- WHAT YOU SHOULD DO
Below are the records; copy each line in them that holds the word "heading".
[START]
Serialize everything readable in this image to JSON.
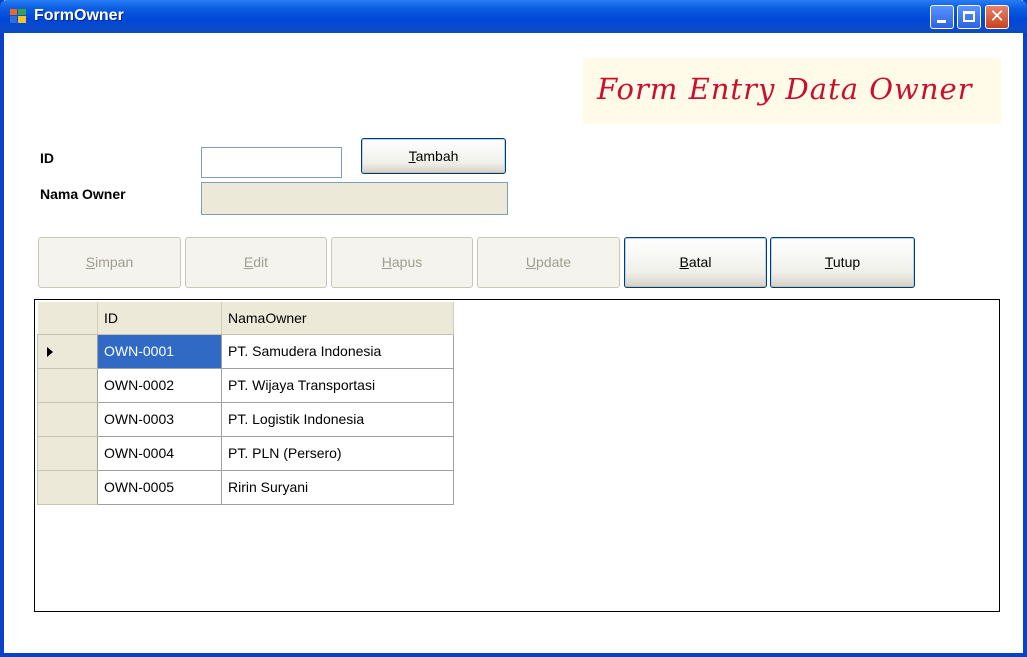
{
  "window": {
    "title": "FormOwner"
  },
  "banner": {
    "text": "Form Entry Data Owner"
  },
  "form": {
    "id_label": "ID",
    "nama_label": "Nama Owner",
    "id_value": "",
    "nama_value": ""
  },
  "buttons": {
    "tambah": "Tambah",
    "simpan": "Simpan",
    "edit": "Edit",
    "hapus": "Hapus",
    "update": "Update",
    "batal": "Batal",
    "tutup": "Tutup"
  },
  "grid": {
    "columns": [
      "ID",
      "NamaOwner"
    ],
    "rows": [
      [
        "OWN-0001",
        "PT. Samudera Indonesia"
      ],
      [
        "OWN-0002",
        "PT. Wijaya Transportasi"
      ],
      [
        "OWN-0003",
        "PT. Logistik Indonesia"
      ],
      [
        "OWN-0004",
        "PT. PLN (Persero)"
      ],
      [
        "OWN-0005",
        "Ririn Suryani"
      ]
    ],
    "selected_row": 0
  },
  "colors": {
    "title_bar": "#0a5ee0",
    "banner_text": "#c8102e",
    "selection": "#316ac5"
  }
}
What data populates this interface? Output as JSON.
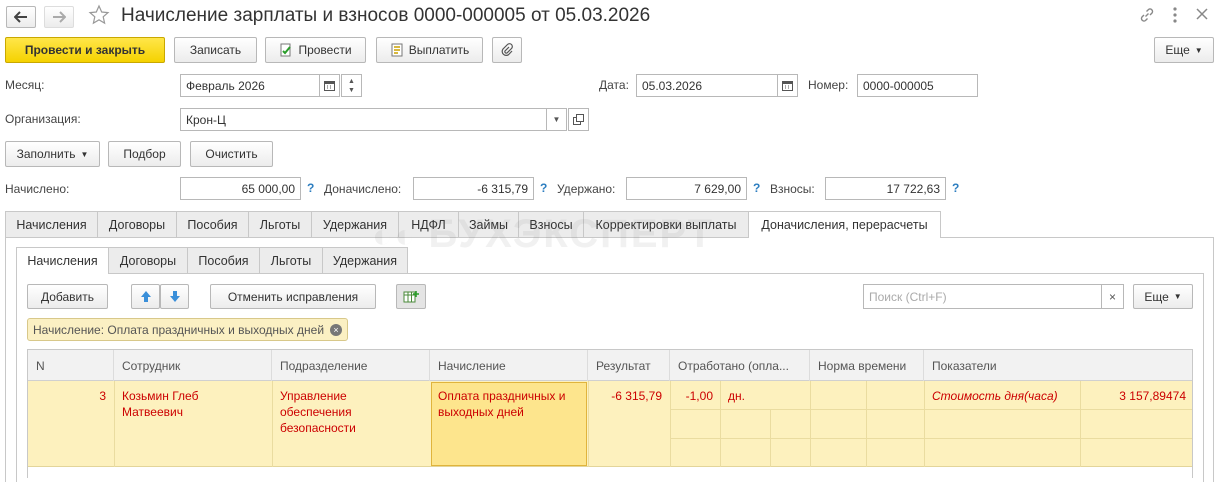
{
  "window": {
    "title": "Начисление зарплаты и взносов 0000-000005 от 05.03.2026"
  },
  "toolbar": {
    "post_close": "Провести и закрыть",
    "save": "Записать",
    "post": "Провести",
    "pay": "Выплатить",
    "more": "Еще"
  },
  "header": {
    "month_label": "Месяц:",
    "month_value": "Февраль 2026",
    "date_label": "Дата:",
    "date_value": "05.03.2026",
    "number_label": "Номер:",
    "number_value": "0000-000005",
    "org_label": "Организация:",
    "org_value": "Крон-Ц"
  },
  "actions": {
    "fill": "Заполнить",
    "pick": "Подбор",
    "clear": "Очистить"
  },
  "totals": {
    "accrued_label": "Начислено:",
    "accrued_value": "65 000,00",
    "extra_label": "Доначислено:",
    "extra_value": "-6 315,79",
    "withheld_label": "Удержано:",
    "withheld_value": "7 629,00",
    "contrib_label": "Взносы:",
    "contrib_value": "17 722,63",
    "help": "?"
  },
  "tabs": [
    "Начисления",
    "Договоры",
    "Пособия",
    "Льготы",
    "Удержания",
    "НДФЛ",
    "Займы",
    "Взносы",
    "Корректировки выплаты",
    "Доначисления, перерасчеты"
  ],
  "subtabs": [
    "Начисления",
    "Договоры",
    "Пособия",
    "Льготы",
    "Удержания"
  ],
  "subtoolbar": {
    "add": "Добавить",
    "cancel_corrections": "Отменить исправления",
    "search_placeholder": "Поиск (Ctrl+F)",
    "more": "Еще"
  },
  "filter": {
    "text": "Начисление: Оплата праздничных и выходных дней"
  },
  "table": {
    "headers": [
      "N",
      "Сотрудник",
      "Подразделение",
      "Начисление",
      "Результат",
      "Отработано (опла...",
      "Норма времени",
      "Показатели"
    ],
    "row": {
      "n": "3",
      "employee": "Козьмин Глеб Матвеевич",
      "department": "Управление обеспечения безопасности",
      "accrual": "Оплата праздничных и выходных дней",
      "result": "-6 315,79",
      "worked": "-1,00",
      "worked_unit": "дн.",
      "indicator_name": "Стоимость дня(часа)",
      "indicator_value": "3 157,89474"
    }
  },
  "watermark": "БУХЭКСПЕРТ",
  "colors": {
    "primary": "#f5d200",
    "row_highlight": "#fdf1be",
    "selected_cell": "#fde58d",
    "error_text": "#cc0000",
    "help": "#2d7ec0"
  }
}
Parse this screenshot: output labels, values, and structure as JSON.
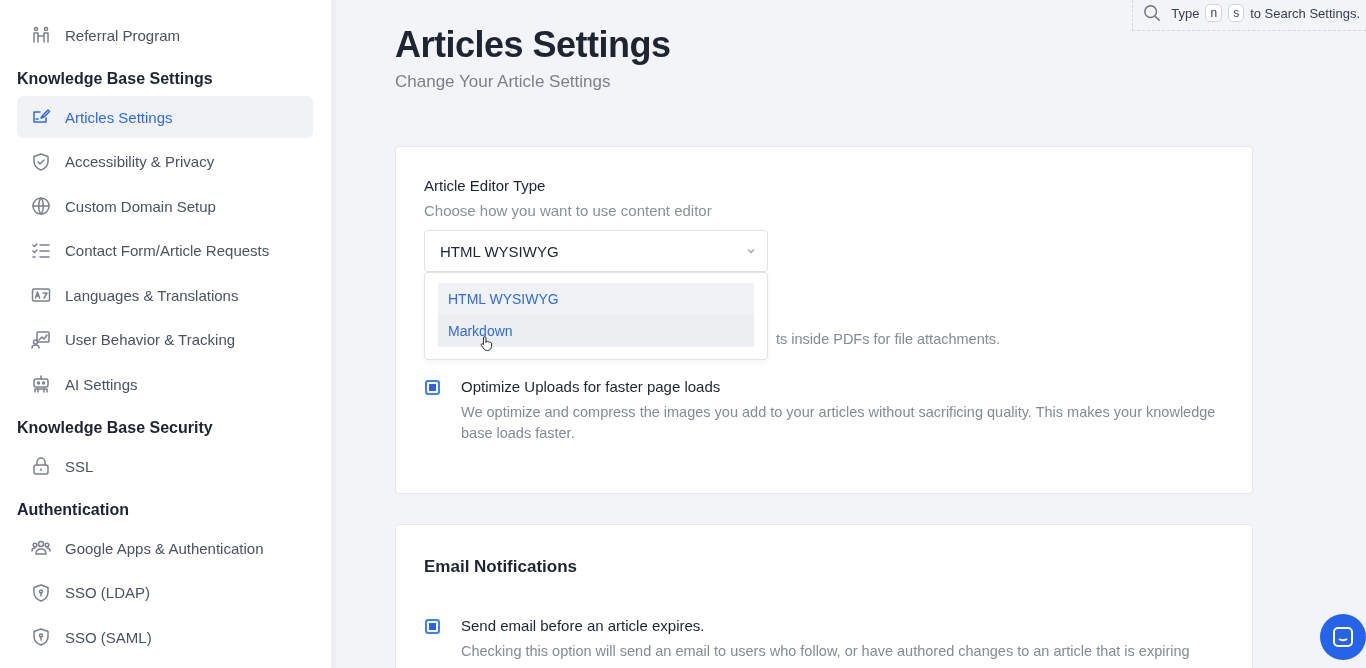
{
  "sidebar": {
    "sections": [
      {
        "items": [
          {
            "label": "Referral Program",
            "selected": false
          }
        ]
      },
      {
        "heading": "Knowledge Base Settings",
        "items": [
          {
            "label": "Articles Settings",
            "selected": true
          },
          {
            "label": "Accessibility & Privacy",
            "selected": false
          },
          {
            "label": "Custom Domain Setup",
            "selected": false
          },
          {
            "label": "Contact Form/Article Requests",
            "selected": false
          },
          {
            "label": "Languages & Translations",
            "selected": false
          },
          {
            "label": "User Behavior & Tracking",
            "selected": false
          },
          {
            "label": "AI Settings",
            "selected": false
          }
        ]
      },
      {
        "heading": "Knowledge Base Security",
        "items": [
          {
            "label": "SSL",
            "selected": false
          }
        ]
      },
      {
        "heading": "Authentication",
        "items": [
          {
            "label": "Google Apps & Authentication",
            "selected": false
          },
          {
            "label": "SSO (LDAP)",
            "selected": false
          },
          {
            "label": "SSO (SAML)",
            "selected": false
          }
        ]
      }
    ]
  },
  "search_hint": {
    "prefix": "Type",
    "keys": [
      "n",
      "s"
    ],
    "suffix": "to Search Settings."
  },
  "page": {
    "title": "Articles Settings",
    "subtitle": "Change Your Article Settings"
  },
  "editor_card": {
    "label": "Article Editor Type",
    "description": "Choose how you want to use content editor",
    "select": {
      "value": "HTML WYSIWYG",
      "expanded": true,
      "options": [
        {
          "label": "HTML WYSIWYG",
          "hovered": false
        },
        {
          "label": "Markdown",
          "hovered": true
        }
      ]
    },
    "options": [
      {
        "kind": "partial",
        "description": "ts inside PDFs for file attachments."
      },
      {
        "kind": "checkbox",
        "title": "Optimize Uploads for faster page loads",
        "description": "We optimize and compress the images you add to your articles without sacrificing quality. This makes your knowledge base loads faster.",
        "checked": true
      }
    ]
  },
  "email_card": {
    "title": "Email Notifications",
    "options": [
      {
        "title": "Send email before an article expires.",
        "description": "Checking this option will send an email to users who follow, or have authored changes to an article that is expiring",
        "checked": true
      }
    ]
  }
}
[END]
- PROBLEM SOLUTION
        "heading": "Knowledge Base Settings",
        "heading": "Knowledge Base Security",
        "heading": "Authentication",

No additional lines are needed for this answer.